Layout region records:
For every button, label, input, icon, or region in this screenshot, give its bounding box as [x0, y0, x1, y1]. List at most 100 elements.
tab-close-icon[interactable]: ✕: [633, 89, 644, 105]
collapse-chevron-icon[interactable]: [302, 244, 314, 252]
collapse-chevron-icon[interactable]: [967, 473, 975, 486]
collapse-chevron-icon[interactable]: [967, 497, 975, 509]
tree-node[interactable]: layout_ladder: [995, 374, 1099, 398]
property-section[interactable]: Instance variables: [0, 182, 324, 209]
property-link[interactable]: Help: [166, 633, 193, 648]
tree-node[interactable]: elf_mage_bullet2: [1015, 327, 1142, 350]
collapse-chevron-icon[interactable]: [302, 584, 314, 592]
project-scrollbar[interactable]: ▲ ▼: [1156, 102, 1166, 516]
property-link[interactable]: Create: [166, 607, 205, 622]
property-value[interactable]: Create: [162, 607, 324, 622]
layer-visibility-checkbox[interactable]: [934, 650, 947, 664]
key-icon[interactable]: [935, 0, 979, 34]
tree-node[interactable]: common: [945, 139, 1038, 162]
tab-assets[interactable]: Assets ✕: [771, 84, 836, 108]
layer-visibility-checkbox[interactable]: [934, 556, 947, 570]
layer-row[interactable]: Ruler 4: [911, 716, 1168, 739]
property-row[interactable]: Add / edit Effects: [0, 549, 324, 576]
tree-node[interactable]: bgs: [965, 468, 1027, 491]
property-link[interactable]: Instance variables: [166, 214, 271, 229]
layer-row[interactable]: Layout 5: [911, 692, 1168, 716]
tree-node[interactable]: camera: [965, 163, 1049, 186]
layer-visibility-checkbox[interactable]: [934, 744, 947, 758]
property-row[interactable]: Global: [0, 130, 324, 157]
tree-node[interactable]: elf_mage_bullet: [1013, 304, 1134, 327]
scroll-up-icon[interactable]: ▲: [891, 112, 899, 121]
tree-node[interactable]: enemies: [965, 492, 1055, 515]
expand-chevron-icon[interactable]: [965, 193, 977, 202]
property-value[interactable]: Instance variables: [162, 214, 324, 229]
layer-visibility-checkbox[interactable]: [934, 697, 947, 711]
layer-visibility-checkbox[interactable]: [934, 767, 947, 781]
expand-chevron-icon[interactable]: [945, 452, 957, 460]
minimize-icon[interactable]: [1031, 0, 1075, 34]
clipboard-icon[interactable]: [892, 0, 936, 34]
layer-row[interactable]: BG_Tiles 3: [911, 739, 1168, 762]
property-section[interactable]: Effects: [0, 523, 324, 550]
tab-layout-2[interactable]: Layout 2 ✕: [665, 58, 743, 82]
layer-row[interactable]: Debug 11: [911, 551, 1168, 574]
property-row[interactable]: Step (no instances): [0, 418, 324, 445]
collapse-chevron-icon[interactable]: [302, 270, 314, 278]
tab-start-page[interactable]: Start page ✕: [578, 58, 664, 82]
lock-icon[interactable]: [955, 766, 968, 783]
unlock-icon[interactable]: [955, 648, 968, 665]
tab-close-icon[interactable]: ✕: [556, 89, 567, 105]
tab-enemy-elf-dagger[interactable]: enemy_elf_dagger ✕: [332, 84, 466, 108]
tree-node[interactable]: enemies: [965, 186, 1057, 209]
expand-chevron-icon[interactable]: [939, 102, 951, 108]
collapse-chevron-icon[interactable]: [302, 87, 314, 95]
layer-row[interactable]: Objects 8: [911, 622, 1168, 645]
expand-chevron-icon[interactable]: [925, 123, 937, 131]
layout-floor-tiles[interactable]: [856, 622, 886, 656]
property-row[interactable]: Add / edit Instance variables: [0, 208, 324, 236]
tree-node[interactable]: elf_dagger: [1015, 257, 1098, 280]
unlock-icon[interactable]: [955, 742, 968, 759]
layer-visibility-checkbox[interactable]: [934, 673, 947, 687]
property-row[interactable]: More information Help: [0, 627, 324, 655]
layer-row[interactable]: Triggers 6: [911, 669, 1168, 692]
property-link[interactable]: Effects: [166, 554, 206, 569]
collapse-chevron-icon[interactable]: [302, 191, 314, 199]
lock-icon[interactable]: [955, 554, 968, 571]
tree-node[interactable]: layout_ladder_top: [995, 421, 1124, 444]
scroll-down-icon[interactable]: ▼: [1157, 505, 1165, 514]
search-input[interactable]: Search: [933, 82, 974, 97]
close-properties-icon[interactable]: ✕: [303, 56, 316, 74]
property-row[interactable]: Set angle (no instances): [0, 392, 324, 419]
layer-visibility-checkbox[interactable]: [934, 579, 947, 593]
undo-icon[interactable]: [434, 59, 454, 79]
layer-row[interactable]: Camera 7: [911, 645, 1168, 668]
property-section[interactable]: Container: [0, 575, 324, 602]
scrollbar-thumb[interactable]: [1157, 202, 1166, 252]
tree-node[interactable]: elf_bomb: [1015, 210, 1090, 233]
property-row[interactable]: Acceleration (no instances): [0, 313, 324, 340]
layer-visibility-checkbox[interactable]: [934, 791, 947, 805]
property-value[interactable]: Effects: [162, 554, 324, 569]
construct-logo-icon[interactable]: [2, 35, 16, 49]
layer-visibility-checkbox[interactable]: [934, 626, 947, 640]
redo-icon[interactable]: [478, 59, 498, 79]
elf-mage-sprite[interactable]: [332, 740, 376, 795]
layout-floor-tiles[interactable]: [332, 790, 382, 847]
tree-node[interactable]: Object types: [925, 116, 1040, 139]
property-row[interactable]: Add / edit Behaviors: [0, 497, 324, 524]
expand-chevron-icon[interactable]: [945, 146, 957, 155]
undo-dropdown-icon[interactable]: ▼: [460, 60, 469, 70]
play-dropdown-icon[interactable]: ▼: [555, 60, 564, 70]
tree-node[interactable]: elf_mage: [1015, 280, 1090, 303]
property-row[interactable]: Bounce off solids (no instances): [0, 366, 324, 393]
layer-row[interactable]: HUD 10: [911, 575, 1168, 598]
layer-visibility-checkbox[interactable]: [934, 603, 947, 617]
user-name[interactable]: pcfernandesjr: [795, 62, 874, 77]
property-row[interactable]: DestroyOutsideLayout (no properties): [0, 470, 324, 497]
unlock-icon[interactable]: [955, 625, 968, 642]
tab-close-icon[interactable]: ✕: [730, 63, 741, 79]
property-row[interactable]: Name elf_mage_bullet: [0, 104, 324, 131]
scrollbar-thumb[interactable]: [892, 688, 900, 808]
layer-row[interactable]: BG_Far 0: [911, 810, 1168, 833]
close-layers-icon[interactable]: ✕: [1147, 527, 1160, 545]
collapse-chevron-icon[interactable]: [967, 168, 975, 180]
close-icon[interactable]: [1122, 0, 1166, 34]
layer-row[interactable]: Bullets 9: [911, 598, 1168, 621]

WHAT IS REQUIRED:
Copy out the records above line for line, without changing anything.

TASK ANSWER:
For every button, label, input, icon, or region in this screenshot, give its bounding box as [x0, y0, x1, y1]. List at most 100 elements.
tab-close-icon[interactable]: ✕: [633, 89, 644, 105]
collapse-chevron-icon[interactable]: [302, 244, 314, 252]
collapse-chevron-icon[interactable]: [967, 473, 975, 486]
collapse-chevron-icon[interactable]: [967, 497, 975, 509]
tree-node[interactable]: layout_ladder: [995, 374, 1099, 398]
property-section[interactable]: Instance variables: [0, 182, 324, 209]
property-link[interactable]: Help: [166, 633, 193, 648]
tree-node[interactable]: elf_mage_bullet2: [1015, 327, 1142, 350]
collapse-chevron-icon[interactable]: [302, 584, 314, 592]
project-scrollbar[interactable]: ▲ ▼: [1156, 102, 1166, 516]
property-link[interactable]: Create: [166, 607, 205, 622]
property-value[interactable]: Create: [162, 607, 324, 622]
layer-visibility-checkbox[interactable]: [934, 650, 947, 664]
key-icon[interactable]: [935, 0, 979, 34]
tree-node[interactable]: common: [945, 139, 1038, 162]
tab-assets[interactable]: Assets ✕: [771, 84, 836, 108]
layer-visibility-checkbox[interactable]: [934, 556, 947, 570]
layer-row[interactable]: Ruler 4: [911, 716, 1168, 739]
property-row[interactable]: Add / edit Effects: [0, 549, 324, 576]
tree-node[interactable]: bgs: [965, 468, 1027, 491]
property-link[interactable]: Instance variables: [166, 214, 271, 229]
layer-row[interactable]: Layout 5: [911, 692, 1168, 716]
tree-node[interactable]: camera: [965, 163, 1049, 186]
layer-visibility-checkbox[interactable]: [934, 744, 947, 758]
property-row[interactable]: Global: [0, 130, 324, 157]
tree-node[interactable]: elf_mage_bullet: [1013, 304, 1134, 327]
scroll-up-icon[interactable]: ▲: [891, 112, 899, 121]
tree-node[interactable]: enemies: [965, 492, 1055, 515]
expand-chevron-icon[interactable]: [965, 193, 977, 202]
property-value[interactable]: Instance variables: [162, 214, 324, 229]
layer-visibility-checkbox[interactable]: [934, 697, 947, 711]
layer-visibility-checkbox[interactable]: [934, 767, 947, 781]
expand-chevron-icon[interactable]: [945, 452, 957, 460]
minimize-icon[interactable]: [1031, 0, 1075, 34]
clipboard-icon[interactable]: [892, 0, 936, 34]
layer-row[interactable]: BG_Tiles 3: [911, 739, 1168, 762]
property-section[interactable]: Effects: [0, 523, 324, 550]
tab-layout-2[interactable]: Layout 2 ✕: [665, 58, 743, 82]
layer-row[interactable]: Debug 11: [911, 551, 1168, 574]
property-row[interactable]: Step (no instances): [0, 418, 324, 445]
collapse-chevron-icon[interactable]: [302, 270, 314, 278]
tab-start-page[interactable]: Start page ✕: [578, 58, 664, 82]
lock-icon[interactable]: [955, 766, 968, 783]
unlock-icon[interactable]: [955, 648, 968, 665]
tab-close-icon[interactable]: ✕: [556, 89, 567, 105]
tab-enemy-elf-dagger[interactable]: enemy_elf_dagger ✕: [332, 84, 466, 108]
tree-node[interactable]: enemies: [965, 186, 1057, 209]
expand-chevron-icon[interactable]: [939, 102, 951, 108]
collapse-chevron-icon[interactable]: [302, 87, 314, 95]
layer-row[interactable]: Objects 8: [911, 622, 1168, 645]
expand-chevron-icon[interactable]: [925, 123, 937, 131]
layout-floor-tiles[interactable]: [856, 622, 886, 656]
property-row[interactable]: Add / edit Instance variables: [0, 208, 324, 236]
tree-node[interactable]: elf_dagger: [1015, 257, 1098, 280]
unlock-icon[interactable]: [955, 742, 968, 759]
layer-visibility-checkbox[interactable]: [934, 673, 947, 687]
property-row[interactable]: More information Help: [0, 627, 324, 655]
layer-row[interactable]: Triggers 6: [911, 669, 1168, 692]
property-link[interactable]: Effects: [166, 554, 206, 569]
collapse-chevron-icon[interactable]: [302, 191, 314, 199]
lock-icon[interactable]: [955, 554, 968, 571]
tree-node[interactable]: layout_ladder_top: [995, 421, 1124, 444]
scroll-down-icon[interactable]: ▼: [1157, 505, 1165, 514]
search-input[interactable]: Search: [933, 82, 974, 97]
close-properties-icon[interactable]: ✕: [303, 56, 316, 74]
property-row[interactable]: Set angle (no instances): [0, 392, 324, 419]
layer-visibility-checkbox[interactable]: [934, 579, 947, 593]
undo-icon[interactable]: [434, 59, 454, 79]
layer-row[interactable]: Camera 7: [911, 645, 1168, 668]
property-section[interactable]: Container: [0, 575, 324, 602]
scrollbar-thumb[interactable]: [1157, 202, 1166, 252]
tree-node[interactable]: elf_bomb: [1015, 210, 1090, 233]
property-row[interactable]: Acceleration (no instances): [0, 313, 324, 340]
layer-visibility-checkbox[interactable]: [934, 791, 947, 805]
property-value[interactable]: Effects: [162, 554, 324, 569]
construct-logo-icon[interactable]: [2, 35, 16, 49]
layer-visibility-checkbox[interactable]: [934, 626, 947, 640]
redo-icon[interactable]: [478, 59, 498, 79]
elf-mage-sprite[interactable]: [332, 740, 376, 795]
layout-floor-tiles[interactable]: [332, 790, 382, 847]
tree-node[interactable]: Object types: [925, 116, 1040, 139]
property-row[interactable]: Add / edit Behaviors: [0, 497, 324, 524]
expand-chevron-icon[interactable]: [945, 146, 957, 155]
undo-dropdown-icon[interactable]: ▼: [460, 60, 469, 70]
play-dropdown-icon[interactable]: ▼: [555, 60, 564, 70]
tree-node[interactable]: elf_mage: [1015, 280, 1090, 303]
property-row[interactable]: Bounce off solids (no instances): [0, 366, 324, 393]
layer-row[interactable]: HUD 10: [911, 575, 1168, 598]
layer-visibility-checkbox[interactable]: [934, 603, 947, 617]
user-name[interactable]: pcfernandesjr: [795, 62, 874, 77]
property-row[interactable]: DestroyOutsideLayout (no properties): [0, 470, 324, 497]
unlock-icon[interactable]: [955, 625, 968, 642]
tab-close-icon[interactable]: ✕: [730, 63, 741, 79]
property-row[interactable]: Name elf_mage_bullet: [0, 104, 324, 131]
scrollbar-thumb[interactable]: [892, 688, 900, 808]
layer-row[interactable]: BG_Far 0: [911, 810, 1168, 833]
close-layers-icon[interactable]: ✕: [1147, 527, 1160, 545]
collapse-chevron-icon[interactable]: [967, 168, 975, 180]
close-icon[interactable]: [1122, 0, 1166, 34]
layer-row[interactable]: Bullets 9: [911, 598, 1168, 621]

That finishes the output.